» Tasks to complete
1. In the interview excerpt, what year did Alisa Bierria first hear about Marissa's case?
2. Does each statement below agree with the interview excerpt? Answer yes or no for each, quoting the deciding words. (a) Marissa Alexander is based in Florida. (b) Marissa Alexander successfully invoked the Stand Your Ground law. (c) Marissa Alexander received a 20 year mandatory minimum sentence.
3. Reproduce the passage of the interview excerpt from "Alisa Bierria, a" to "and immigration control.".

» Document segment

Alisa Bierria, a member of the Free Marissa Now Mobilization Campaign and a member of INCITE! and Hyejin Shim, an organizer with the Stand with Nan-Hui Campaign and a member of Korean American Coalition to End Domestic Abuse (KACEDA) came together with Mimi Kim and Emi Kane of INCITE! to reflect on the common political ties between two women of color surviving the intersections of domestic violence, the U.S. carceral system and immigration control.
MK: Thanks everybody. I just wanted to start with the question, how did you first get involved in working on your specific campaigns? Alisa, I’ll start with you.
AB: I heard about Marissa’s case in 2012. She was one of those rare domestic violence cases that received mainstream media attention. She is based in Florida and unsuccessfully tried to invoke the Stand Your Ground law, which had a high profile due to the law’s influence on George Zimmerman’s acquittal after he murdered Trayvon Martin. So the public juxtaposed Zimmerman’s acquittal with Marissa Alexander’s 20 year mandatory minimum sentence. I was watching that play out and thinking about it in the context of other self defense cases—specifically, Cece McDonald in Minneapolis and the New Jersey 4—Black women who were attacked and, because they defended their lives, they were prosecuted and incarcerated. I started making some phone calls to investigate, and I learned that there was a beginning coalition of people around the country who were trying to get a campaign off the ground. [This amazing team included Sumayya Coleman, African American/Black Women’s Cultural Alliance; Helen Gilbert, Radical Women; and Aleta Alston Toure, New Jim Crow Movement.] So I started slow, but then it got fast! The more time builds, the more you committed you become, just to see it all the way through.
MK: What was it that first struck you and made you think that “I really need to get involved in this?”
AB: It’s really rare that domestic violence victims who are prosecuted for anything have a national profile because domestic violence is not politically interesting to most people. They think of it as a social service problem or some kind of pathology issue. It was such an opportunity to talk about domestic violence, Black women, the prison industrial complex and self-defense on a national level.
The #BlackLivesMatter call to action began in the shadow of the horrific murder of Trayvon Martin. Because Marissa’s case was often juxtaposed with Trayvon’s (and Jordan Davis’) murder, it received national attention, yet we weren’t really seeing a lot of gender analysis at that time. Also, for years INCITE! had been identifying these intersections that Marissa Alexander’s case was demonstrating so clearly, and it just became such an opportunity for us to show how the analysis was playing out in this woman’s case. This woman who some people actually knew about.

» Layout region records
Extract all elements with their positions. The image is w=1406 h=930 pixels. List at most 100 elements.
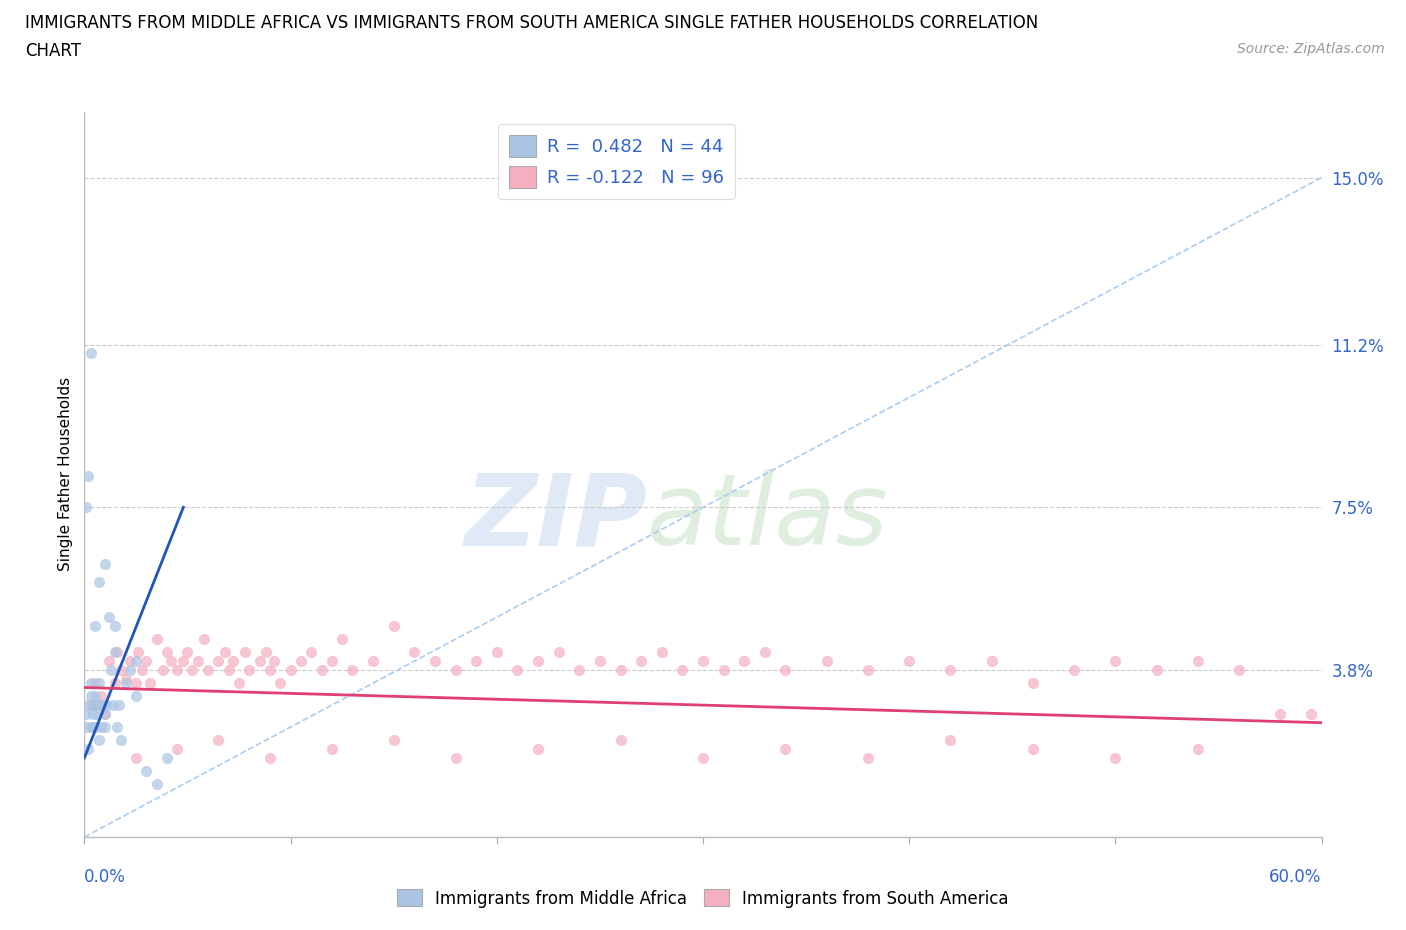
Point (118, 662, 141, 677)
Point (1104, 654, 1126, 669)
Point (713, 662, 735, 677)
Point (83, 689, 105, 704)
Point (1187, 741, 1209, 756)
Point (547, 644, 569, 659)
Point (1022, 676, 1045, 691)
Point (775, 662, 797, 677)
Point (1022, 741, 1045, 756)
Point (79, 689, 101, 704)
Point (94, 557, 117, 572)
Point (125, 654, 148, 669)
Point (87, 575, 110, 590)
Point (94, 720, 117, 735)
Text: CHART: CHART (25, 42, 82, 60)
Point (589, 654, 612, 669)
Point (218, 662, 240, 677)
Point (939, 733, 962, 748)
Point (91, 698, 114, 712)
Point (90, 689, 112, 704)
Point (172, 654, 194, 669)
Point (156, 751, 179, 765)
Point (160, 654, 183, 669)
Point (100, 662, 122, 677)
Point (856, 751, 879, 765)
Point (898, 654, 921, 669)
Point (125, 689, 148, 704)
Point (105, 720, 128, 735)
Point (94, 707, 117, 722)
Point (321, 654, 343, 669)
Point (152, 662, 174, 677)
Point (249, 654, 271, 669)
Point (1270, 707, 1292, 722)
Point (114, 671, 136, 686)
Point (83, 720, 105, 735)
Point (114, 676, 136, 691)
Point (83, 698, 105, 712)
Point (87, 676, 110, 691)
Point (939, 662, 962, 677)
Point (382, 733, 405, 748)
Point (166, 741, 188, 756)
Legend: Immigrants from Middle Africa, Immigrants from South America: Immigrants from Middle Africa, Immigrant… (391, 883, 1015, 914)
Point (207, 654, 229, 669)
Point (180, 662, 202, 677)
Text: IMMIGRANTS FROM MIDDLE AFRICA VS IMMIGRANTS FROM SOUTH AMERICA SINGLE FATHER HOU: IMMIGRANTS FROM MIDDLE AFRICA VS IMMIGRA… (25, 14, 1039, 32)
Point (125, 751, 148, 765)
Point (110, 662, 132, 677)
Point (77, 741, 100, 756)
Point (1146, 662, 1168, 677)
Point (139, 676, 162, 691)
Point (77, 698, 100, 712)
Point (98, 654, 121, 669)
Point (96, 698, 118, 712)
Point (82, 720, 104, 735)
Point (311, 662, 333, 677)
Text: 60.0%: 60.0% (1270, 868, 1322, 885)
Point (104, 618, 127, 633)
Point (75, 499, 97, 514)
Point (259, 751, 281, 765)
Point (135, 654, 157, 669)
Point (197, 662, 219, 677)
Point (75, 720, 97, 735)
Point (1227, 662, 1250, 677)
Point (98, 610, 121, 625)
Y-axis label: Single Father Households: Single Father Households (58, 378, 73, 571)
Point (754, 644, 776, 659)
Point (86, 698, 108, 712)
Point (104, 644, 127, 659)
Point (127, 644, 149, 659)
Point (83, 676, 105, 691)
Point (263, 654, 285, 669)
Point (321, 741, 343, 756)
Point (156, 644, 179, 659)
Point (105, 644, 128, 659)
Point (342, 662, 364, 677)
Point (176, 644, 198, 659)
Point (103, 698, 125, 712)
Point (79, 720, 101, 735)
Point (259, 662, 281, 677)
Point (94, 707, 117, 722)
Point (527, 741, 550, 756)
Point (609, 662, 631, 677)
Point (815, 654, 838, 669)
Point (404, 644, 426, 659)
Point (131, 662, 153, 677)
Point (485, 644, 508, 659)
Point (110, 733, 132, 748)
Point (86, 698, 108, 712)
Point (145, 777, 167, 791)
Point (207, 733, 229, 748)
Point (382, 618, 405, 633)
Point (671, 662, 693, 677)
Point (193, 631, 215, 646)
Point (228, 676, 250, 691)
Point (630, 654, 652, 669)
Point (1063, 662, 1085, 677)
Point (135, 764, 157, 778)
Point (361, 654, 384, 669)
Text: atlas: atlas (647, 470, 889, 566)
Point (214, 644, 236, 659)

» Outputs
1. 2012

2.
(a) Yes: "She is based in Florida"
(b) No: "unsuccessfully tried to invoke the Stand Your Ground law"
(c) Yes: "Marissa Alexander’s 20 year mandatory minimum sentence"

3.
Alisa Bierria, a member of the Free Marissa Now Mobilization Campaign and a member of INCITE! and Hyejin Shim, an organizer with the Stand with Nan-Hui Campaign and a member of Korean American Coalition to End Domestic Abuse (KACEDA) came together with Mimi Kim and Emi Kane of INCITE! to reflect on the common political ties between two women of color surviving the intersections of domestic violence, the U.S. carceral system and immigration control.